Below are some records. Count the lines with "picture" in them and give nothing but the total.

DATA
================
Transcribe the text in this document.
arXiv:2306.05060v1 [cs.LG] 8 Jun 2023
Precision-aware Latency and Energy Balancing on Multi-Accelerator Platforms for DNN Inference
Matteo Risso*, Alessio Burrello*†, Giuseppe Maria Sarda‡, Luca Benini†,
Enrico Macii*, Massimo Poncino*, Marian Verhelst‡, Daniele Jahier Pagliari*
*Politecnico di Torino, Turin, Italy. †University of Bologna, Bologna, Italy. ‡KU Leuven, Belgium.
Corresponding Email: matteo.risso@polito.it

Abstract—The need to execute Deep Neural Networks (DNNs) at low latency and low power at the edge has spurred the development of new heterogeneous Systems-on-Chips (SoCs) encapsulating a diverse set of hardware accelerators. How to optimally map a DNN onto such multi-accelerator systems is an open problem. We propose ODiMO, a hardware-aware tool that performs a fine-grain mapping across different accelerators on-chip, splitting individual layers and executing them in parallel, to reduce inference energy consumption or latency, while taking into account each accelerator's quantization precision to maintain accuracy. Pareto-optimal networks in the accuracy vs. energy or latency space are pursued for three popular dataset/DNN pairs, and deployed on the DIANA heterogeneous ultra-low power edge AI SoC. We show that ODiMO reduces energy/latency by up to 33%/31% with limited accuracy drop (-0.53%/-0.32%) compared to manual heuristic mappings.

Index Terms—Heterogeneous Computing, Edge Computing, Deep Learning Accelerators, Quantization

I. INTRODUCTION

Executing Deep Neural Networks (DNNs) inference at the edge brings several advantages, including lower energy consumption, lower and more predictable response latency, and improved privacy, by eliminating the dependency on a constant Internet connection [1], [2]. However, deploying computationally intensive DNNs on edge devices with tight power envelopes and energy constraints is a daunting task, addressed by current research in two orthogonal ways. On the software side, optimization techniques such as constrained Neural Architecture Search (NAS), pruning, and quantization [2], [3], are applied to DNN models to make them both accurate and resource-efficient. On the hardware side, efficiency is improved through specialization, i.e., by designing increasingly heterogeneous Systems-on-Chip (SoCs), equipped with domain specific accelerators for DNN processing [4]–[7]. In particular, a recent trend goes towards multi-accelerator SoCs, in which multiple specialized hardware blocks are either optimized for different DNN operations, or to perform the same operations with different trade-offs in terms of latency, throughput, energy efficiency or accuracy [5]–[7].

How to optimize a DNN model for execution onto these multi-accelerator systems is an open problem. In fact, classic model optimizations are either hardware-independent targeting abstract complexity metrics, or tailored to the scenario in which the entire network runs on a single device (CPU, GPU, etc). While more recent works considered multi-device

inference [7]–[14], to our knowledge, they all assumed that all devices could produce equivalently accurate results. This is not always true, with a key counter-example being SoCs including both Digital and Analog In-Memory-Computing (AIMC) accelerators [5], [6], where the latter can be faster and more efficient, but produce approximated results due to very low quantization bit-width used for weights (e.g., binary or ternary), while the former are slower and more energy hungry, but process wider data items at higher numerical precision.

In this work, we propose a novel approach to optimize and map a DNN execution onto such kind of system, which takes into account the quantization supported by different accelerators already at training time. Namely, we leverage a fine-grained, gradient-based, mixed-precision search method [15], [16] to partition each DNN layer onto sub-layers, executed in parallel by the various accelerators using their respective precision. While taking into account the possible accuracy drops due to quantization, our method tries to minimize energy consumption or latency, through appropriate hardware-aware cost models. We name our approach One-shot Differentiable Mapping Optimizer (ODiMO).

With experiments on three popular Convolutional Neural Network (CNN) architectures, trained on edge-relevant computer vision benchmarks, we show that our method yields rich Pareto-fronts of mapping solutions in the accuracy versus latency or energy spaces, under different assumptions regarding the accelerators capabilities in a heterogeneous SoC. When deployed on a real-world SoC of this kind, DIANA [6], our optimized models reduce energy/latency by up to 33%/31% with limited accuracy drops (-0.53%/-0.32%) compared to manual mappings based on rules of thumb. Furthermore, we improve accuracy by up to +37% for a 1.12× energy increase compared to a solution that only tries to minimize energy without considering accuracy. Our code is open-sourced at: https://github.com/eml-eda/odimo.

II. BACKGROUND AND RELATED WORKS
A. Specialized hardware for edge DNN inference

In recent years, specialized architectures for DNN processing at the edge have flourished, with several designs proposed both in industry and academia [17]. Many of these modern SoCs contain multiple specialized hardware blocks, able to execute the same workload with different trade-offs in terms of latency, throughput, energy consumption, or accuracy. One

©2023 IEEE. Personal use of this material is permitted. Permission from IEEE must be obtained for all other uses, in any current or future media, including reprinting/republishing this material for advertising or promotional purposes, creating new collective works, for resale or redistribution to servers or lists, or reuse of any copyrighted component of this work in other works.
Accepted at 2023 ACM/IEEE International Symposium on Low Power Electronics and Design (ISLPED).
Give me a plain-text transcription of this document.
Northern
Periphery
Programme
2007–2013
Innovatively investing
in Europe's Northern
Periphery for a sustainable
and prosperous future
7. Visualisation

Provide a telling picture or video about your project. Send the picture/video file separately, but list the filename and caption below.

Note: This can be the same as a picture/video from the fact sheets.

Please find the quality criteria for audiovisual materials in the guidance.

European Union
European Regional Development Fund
================
EXERCISE SOLUTION
2